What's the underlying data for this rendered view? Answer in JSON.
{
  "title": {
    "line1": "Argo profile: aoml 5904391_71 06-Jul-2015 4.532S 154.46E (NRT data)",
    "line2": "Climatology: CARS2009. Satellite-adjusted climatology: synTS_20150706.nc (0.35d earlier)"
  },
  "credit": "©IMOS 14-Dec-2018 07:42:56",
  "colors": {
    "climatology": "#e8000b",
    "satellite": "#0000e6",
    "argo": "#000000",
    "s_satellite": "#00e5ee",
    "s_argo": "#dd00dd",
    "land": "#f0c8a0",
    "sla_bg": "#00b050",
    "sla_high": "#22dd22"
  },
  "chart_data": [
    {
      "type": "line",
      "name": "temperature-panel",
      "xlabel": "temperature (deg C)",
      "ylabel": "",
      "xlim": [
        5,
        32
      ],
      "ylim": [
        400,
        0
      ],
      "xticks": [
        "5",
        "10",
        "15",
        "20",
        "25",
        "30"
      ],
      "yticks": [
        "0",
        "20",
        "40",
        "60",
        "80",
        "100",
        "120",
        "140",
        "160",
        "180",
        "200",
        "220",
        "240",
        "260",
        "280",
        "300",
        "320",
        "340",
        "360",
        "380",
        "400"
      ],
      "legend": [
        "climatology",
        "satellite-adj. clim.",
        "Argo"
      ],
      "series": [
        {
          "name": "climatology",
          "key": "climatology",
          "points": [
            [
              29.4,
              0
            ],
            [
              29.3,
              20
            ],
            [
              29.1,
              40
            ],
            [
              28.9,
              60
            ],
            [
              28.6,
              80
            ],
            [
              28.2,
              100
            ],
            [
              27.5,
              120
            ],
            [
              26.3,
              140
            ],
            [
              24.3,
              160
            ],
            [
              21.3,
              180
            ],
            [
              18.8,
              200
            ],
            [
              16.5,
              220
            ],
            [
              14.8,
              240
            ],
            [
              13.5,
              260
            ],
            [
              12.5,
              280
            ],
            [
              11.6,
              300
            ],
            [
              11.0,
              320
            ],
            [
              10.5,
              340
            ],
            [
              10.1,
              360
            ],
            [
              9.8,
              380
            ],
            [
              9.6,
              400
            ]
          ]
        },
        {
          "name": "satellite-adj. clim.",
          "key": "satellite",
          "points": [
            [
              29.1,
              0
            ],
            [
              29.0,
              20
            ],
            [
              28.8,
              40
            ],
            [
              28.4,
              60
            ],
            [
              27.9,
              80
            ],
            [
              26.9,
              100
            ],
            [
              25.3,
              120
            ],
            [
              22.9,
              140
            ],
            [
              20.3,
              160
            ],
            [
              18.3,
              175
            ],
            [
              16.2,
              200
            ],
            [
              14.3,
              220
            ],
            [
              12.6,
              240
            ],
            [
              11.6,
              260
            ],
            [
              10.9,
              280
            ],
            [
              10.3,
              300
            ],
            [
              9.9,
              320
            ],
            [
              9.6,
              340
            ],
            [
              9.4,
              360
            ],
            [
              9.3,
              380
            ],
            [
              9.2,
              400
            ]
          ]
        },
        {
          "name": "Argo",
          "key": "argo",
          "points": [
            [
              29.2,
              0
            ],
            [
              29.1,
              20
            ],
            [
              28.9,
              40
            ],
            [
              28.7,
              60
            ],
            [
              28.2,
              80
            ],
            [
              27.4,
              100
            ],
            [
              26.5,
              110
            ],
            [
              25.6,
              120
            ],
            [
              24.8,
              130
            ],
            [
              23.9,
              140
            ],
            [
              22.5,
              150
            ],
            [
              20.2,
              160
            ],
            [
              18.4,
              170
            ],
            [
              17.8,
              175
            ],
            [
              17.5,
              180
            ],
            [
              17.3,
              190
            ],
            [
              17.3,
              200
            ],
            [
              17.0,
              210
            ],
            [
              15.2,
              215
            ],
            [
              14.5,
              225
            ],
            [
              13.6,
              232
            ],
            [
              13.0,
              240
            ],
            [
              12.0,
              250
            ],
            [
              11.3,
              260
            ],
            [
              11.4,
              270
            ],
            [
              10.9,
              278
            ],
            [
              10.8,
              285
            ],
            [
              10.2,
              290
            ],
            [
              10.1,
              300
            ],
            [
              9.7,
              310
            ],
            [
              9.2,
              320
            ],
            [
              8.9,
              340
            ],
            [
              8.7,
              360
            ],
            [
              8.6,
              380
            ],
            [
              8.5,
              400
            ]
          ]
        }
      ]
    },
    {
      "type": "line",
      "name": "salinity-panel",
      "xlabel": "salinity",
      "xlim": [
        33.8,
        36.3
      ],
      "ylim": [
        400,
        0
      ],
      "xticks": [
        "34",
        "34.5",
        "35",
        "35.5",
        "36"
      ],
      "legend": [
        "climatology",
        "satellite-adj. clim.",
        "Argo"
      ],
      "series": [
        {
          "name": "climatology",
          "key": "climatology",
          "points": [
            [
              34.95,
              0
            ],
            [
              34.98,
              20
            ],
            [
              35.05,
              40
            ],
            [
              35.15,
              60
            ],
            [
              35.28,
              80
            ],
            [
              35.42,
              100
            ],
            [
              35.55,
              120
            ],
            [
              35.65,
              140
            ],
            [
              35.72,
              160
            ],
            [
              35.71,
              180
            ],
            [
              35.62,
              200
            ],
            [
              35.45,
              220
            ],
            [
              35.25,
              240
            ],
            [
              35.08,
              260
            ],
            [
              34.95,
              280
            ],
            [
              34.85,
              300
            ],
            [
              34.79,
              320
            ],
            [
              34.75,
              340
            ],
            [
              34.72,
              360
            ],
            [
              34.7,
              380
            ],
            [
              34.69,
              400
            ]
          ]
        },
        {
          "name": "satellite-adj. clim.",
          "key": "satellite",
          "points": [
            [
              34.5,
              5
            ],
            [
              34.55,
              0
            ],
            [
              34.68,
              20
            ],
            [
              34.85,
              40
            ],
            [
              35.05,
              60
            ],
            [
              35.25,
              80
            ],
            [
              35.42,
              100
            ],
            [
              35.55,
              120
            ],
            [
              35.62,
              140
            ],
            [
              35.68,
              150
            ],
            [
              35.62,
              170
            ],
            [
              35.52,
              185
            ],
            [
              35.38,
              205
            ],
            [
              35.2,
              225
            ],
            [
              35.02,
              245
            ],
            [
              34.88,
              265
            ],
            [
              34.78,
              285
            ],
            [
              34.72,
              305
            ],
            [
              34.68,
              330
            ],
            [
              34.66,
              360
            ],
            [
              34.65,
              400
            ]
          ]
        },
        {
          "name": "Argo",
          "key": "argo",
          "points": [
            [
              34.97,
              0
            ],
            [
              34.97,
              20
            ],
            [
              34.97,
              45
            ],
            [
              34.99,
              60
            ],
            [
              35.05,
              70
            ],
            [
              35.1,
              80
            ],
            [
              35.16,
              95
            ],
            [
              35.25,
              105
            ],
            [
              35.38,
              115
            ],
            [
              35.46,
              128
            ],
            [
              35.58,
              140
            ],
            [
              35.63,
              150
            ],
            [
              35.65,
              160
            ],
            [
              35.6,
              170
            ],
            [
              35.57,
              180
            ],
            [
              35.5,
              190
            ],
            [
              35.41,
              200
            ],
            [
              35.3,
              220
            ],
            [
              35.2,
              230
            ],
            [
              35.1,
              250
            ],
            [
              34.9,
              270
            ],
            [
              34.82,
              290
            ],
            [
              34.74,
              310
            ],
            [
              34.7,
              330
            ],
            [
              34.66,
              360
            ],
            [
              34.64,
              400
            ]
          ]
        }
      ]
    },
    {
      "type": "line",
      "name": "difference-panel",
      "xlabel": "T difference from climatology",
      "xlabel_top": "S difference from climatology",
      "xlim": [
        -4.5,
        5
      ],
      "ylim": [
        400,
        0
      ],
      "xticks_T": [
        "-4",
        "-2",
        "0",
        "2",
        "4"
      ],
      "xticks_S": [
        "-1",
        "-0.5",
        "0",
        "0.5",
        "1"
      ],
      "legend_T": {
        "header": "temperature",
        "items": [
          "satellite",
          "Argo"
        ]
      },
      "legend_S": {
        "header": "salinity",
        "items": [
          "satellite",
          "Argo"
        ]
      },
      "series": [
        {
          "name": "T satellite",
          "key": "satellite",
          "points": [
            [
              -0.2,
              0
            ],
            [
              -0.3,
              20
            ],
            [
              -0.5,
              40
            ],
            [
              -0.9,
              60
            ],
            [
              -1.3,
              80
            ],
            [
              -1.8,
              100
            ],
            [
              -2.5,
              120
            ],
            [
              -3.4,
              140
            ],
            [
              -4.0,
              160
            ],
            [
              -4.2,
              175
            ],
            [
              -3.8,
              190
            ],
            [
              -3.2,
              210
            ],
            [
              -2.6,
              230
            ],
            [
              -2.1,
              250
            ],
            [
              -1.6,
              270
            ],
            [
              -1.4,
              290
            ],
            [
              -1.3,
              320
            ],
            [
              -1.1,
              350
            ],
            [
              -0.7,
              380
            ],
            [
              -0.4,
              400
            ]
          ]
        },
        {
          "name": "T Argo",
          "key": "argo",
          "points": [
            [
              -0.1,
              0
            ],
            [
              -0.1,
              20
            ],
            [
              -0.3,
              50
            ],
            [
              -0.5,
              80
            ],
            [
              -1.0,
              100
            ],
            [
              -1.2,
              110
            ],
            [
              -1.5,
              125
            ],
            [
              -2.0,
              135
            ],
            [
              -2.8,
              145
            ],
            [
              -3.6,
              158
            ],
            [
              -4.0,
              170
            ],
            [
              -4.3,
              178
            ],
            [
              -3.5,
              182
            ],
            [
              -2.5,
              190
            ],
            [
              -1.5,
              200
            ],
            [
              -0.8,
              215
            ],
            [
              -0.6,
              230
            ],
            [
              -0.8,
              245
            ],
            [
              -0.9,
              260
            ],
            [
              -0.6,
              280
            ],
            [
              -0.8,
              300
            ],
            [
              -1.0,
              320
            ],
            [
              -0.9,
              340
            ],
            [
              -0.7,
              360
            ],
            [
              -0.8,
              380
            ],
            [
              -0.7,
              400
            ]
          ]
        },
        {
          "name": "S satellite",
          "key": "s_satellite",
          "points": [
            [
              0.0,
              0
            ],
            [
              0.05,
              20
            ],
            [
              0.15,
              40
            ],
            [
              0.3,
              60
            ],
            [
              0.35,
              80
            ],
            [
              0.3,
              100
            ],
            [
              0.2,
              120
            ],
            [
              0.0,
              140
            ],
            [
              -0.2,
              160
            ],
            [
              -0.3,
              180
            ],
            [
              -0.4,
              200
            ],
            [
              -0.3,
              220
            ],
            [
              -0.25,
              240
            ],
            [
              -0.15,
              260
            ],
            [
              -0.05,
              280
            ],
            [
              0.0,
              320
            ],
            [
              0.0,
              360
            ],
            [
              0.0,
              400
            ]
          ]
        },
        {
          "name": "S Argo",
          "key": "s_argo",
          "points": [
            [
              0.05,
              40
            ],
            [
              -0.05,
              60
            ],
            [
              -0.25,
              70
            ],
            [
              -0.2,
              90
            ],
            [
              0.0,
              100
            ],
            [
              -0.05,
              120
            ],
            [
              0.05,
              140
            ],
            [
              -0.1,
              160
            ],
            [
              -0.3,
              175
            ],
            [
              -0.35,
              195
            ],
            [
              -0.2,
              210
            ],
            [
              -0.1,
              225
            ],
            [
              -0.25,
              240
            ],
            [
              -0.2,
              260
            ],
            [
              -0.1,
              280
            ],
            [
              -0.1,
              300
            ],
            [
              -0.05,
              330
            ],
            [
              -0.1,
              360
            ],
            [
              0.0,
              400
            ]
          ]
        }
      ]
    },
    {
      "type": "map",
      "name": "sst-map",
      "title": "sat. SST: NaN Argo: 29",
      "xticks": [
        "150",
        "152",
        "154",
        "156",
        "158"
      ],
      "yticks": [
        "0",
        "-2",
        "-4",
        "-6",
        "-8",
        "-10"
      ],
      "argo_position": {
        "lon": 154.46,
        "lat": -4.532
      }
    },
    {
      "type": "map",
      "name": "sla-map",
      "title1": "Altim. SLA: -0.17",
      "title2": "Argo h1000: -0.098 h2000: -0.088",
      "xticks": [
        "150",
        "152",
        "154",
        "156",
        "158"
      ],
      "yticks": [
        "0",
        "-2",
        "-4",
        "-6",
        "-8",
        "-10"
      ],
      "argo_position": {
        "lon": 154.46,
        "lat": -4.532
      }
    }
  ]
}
============================================================
Work to be completed =>
Search the data above for the string "difference" and return every line that has it.

Full answer =>
      "name": "difference-panel",
      "xlabel": "T difference from climatology",
      "xlabel_top": "S difference from climatology",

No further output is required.